Instructions for the task - Exactly as given, repeat all of the entries.

— Begin Data shown —

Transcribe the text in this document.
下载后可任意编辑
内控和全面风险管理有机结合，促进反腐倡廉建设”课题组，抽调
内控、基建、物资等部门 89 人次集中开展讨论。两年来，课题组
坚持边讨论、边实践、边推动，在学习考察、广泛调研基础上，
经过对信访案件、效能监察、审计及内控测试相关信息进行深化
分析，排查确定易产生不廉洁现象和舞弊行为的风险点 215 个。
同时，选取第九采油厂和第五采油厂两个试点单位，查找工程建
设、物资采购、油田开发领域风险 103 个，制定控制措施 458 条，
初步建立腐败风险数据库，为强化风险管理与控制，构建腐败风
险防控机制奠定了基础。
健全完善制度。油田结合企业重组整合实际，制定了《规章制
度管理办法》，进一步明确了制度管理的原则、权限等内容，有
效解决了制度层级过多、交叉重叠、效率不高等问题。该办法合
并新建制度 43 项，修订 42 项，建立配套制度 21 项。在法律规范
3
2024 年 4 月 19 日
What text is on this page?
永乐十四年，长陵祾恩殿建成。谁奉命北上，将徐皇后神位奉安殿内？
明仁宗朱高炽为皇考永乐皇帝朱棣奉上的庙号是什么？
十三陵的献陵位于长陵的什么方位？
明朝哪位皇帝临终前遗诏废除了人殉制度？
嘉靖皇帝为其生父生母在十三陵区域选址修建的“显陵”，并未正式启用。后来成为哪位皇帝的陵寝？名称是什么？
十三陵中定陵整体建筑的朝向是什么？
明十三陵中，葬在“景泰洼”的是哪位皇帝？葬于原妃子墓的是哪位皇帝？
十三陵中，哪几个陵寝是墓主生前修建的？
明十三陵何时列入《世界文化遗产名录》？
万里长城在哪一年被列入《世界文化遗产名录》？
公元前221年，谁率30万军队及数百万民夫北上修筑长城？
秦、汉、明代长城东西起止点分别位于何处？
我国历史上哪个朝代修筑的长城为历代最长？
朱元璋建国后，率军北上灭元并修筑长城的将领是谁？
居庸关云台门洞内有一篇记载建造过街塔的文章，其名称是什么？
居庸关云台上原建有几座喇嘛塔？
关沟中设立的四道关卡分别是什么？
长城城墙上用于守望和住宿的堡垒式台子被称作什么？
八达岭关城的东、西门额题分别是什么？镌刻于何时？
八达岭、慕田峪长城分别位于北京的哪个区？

— End Data shown —

Result for this exercise -
Transcribe the text in this document.
下载后可任意编辑
内控和全面风险管理有机结合，促进反腐倡廉建设”课题组，抽调
内控、基建、物资等部门 89 人次集中开展讨论。两年来，课题组
坚持边讨论、边实践、边推动，在学习考察、广泛调研基础上，
经过对信访案件、效能监察、审计及内控测试相关信息进行深化
分析，排查确定易产生不廉洁现象和舞弊行为的风险点 215 个。
同时，选取第九采油厂和第五采油厂两个试点单位，查找工程建
设、物资采购、油田开发领域风险 103 个，制定控制措施 458 条，
初步建立腐败风险数据库，为强化风险管理与控制，构建腐败风
险防控机制奠定了基础。
健全完善制度。油田结合企业重组整合实际，制定了《规章制
度管理办法》，进一步明确了制度管理的原则、权限等内容，有
效解决了制度层级过多、交叉重叠、效率不高等问题。该办法合
并新建制度 43 项，修订 42 项，建立配套制度 21 项。在法律规范
3
2024 年 4 月 19 日
What text is on this page?
永乐十四年，长陵祾恩殿建成。谁奉命北上，将徐皇后神位奉安殿内？
明仁宗朱高炽为皇考永乐皇帝朱棣奉上的庙号是什么？
十三陵的献陵位于长陵的什么方位？
明朝哪位皇帝临终前遗诏废除了人殉制度？
嘉靖皇帝为其生父生母在十三陵区域选址修建的“显陵”，并未正式启用。后来成为哪位皇帝的陵寝？名称是什么？
十三陵中定陵整体建筑的朝向是什么？
明十三陵中，葬在“景泰洼”的是哪位皇帝？葬于原妃子墓的是哪位皇帝？
十三陵中，哪几个陵寝是墓主生前修建的？
明十三陵何时列入《世界文化遗产名录》？
万里长城在哪一年被列入《世界文化遗产名录》？
公元前221年，谁率30万军队及数百万民夫北上修筑长城？
秦、汉、明代长城东西起止点分别位于何处？
我国历史上哪个朝代修筑的长城为历代最长？
朱元璋建国后，率军北上灭元并修筑长城的将领是谁？
居庸关云台门洞内有一篇记载建造过街塔的文章，其名称是什么？
居庸关云台上原建有几座喇嘛塔？
关沟中设立的四道关卡分别是什么？
长城城墙上用于守望和住宿的堡垒式台子被称作什么？
八达岭关城的东、西门额题分别是什么？镌刻于何时？
八达岭、慕田峪长城分别位于北京的哪个区？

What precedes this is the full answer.